TEXT SEGMENT
In telecommunications networks, inspection of a payload section of data packets may be used for enabling smarter network decisions, e.g., with respect to controlling data traffic. For example, the inspection may be used as a basis for providing differentiated treatment of traffic based on potentially complex characteristics of the data traffic itself. This differentiated treatment may involve acting on the data traffic itself, e.g., by discarding data packets, modifying data packets, throttling transmission rates, or the like. Further, the differentiated treatment may involve taking actions related to the data traffic, e.g., charging or replication of the data traffic for law enforcement purposes or monitoring. Such inspection of payload may be implemented as Deep Packet Inspection (DPI). DPI functionalities may for example be integrated in nodes conveying user plane traffic, e.g., in a gateway or transport node.
However, DPI may require significant amounts of processing resources. Accordingly, implementation of DPI in a node conveying user plane traffic may result in performance degradation of functionalities needed for conveying the user plane traffic. Such performance degradation may be up to several orders of magnitude.
In addition, the processing load caused by DPI may depend strongly not only on the complexity of implemented inspection algorithms, but also on the nature of inspected data traffic. For example, a high proportion of data traffic which is “easy to classify” may lead to relatively low processing load, while a high proportion of data traffic which is “hard to classify” may lead to a processing load which is significantly higher, e.g., up to several orders of magnitude, even if the absolute amount of conveyed data traffic remains unchanged. Although a statistical distribution of data traffic between “easy to classify” and “hard to classify” may be assumed as a general rule, this may alleviate high load variance within relatively short periods of time, but typically does not alleviate impacts from new traffic patterns or addition of complex services. For instance, the dissemination of a new virus/worm requiring complex detection rules, or the success of a new peer-to-peer product may significantly increase DPI load on a rather short time scale.

INFORMATION
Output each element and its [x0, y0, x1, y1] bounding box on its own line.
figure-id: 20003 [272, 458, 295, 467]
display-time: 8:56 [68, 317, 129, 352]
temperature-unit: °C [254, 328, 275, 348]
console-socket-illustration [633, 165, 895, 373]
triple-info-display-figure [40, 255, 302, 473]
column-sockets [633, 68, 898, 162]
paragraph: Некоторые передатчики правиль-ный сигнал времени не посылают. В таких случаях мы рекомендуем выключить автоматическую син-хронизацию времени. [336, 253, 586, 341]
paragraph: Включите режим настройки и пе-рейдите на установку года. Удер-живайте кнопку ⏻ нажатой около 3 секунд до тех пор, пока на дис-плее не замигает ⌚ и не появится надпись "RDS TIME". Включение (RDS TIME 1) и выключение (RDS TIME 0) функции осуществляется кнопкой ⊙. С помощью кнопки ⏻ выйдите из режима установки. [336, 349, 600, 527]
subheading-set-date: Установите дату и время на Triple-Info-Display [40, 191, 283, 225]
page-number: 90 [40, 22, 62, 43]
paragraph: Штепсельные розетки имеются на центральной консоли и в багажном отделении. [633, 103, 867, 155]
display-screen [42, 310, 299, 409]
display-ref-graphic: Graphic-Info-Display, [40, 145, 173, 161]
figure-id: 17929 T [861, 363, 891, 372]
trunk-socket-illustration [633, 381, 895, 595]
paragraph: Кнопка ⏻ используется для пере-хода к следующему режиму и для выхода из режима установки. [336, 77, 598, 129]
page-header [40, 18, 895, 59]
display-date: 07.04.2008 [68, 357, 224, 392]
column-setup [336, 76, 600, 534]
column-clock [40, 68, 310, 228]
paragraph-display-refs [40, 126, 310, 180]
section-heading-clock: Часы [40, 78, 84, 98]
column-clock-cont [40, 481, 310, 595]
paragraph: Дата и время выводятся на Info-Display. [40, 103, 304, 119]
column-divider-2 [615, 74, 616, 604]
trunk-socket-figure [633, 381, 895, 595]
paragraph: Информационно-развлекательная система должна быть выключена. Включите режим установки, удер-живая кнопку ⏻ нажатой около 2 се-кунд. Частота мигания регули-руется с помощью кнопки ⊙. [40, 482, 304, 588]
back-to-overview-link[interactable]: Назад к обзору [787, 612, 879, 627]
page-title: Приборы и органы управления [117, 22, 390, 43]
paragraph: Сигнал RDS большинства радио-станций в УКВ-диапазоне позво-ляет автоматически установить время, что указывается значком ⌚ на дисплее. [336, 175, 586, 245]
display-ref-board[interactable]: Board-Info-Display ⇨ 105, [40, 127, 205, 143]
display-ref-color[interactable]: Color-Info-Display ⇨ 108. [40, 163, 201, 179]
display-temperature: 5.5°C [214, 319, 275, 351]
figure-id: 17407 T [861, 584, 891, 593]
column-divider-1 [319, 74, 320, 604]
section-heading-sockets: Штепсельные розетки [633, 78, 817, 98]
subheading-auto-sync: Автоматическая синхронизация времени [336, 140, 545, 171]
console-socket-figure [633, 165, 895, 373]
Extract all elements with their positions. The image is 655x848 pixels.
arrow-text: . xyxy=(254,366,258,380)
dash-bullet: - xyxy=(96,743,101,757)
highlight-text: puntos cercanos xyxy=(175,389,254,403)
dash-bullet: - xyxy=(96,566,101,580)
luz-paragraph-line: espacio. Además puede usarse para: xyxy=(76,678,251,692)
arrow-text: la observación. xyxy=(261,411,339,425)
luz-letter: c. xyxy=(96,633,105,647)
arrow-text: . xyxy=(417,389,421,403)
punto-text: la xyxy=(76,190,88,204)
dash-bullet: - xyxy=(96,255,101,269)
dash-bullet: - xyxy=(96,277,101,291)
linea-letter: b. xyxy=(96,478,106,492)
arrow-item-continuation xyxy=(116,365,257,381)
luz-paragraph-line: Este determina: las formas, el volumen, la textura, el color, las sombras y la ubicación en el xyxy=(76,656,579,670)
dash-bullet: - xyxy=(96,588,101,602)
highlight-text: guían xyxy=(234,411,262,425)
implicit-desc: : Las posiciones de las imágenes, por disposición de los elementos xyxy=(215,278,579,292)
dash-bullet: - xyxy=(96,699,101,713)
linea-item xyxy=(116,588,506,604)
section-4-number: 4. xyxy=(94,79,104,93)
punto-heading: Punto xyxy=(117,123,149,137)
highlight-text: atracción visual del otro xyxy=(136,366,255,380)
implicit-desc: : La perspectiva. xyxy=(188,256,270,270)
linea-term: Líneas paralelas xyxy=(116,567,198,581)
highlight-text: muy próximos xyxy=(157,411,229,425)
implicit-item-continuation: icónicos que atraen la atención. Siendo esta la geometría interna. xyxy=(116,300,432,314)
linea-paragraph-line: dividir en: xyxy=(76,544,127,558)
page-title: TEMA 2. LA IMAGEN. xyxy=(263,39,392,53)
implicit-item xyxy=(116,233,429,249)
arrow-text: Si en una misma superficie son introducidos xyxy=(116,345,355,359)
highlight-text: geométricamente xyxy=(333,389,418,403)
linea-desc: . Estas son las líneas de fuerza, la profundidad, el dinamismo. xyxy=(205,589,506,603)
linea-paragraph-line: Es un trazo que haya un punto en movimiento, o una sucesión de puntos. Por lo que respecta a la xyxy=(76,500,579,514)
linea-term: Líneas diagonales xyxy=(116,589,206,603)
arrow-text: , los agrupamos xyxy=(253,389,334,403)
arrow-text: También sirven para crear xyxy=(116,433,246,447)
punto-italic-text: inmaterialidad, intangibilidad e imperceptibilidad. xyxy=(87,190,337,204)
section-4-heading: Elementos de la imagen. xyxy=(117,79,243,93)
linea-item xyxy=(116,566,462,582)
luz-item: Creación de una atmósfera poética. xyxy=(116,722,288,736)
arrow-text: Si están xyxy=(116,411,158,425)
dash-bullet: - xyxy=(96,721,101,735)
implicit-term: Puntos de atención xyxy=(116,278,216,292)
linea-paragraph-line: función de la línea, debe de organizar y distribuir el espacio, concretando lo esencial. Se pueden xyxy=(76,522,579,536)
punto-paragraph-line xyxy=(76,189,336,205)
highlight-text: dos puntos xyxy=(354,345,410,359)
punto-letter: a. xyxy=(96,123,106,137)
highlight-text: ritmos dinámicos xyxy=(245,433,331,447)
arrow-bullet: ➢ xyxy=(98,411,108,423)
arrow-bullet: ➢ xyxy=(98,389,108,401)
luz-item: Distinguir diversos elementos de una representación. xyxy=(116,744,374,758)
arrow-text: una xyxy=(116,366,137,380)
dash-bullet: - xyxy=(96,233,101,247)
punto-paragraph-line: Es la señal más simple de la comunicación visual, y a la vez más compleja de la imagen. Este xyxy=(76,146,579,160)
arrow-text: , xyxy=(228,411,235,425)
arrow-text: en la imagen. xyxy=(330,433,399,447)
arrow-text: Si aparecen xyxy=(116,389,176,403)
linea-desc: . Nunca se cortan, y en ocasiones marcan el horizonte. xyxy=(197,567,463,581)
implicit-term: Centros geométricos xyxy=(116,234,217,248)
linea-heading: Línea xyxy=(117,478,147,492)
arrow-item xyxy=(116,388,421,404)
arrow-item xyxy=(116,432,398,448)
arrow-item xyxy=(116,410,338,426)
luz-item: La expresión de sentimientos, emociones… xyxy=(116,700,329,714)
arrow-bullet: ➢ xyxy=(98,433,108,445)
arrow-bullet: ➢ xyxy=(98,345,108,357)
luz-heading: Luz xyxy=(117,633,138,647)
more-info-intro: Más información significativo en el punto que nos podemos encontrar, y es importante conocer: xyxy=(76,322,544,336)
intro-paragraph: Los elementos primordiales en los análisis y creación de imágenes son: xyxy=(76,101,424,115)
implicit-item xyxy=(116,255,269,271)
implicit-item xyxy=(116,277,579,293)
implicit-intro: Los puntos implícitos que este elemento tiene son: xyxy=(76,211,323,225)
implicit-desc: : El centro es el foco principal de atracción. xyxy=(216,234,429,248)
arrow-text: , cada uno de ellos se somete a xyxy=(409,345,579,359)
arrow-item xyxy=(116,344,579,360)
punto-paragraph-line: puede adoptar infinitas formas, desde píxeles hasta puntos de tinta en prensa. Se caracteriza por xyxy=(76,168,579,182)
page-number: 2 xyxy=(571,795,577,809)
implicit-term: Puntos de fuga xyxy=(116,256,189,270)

APPLY WHAT YOU READ
1 – In the text on deep packet inspection, how large can the performance degradation be when DPI is implemented in a node conveying user plane traffic?
2 – Write the next paragraph of the text on deep packet inspection, following on from its last sentence.

RESULTS BY TASK
1 – Up to several orders of magnitude.

2 –
DPI may also be implemented in specialized nodes. Such nodes may be optimized for DPI and offer sufficiently high processing resources. However, as additional devices such specialized nodes typically require high-capacity network ports for transfer of the user plane data traffic. This applies to the specialized node itself, but also to other nodes connected to the specialized node. Such high-capacity network ports may contribute significantly to the overall cost of a node. Further, such specialized nodes are typically designed to offer processing resources which are sufficient to perform also very complex inspection and classification algorithms at high speed, which may result in significant costs for a given throughput of user plane data. In scenarios where the user plane data traffic has a high proportion of “easy to classify” data the expensive hardware of the specialized node would be utilized inefficiently. Moreover, such a specialized node may constitute an additional potential point of failure and add complexity to any high-availability transport network design.
Accordingly, there is a need for techniques which allow for efficiently inspecting traffic in a telecommunications network.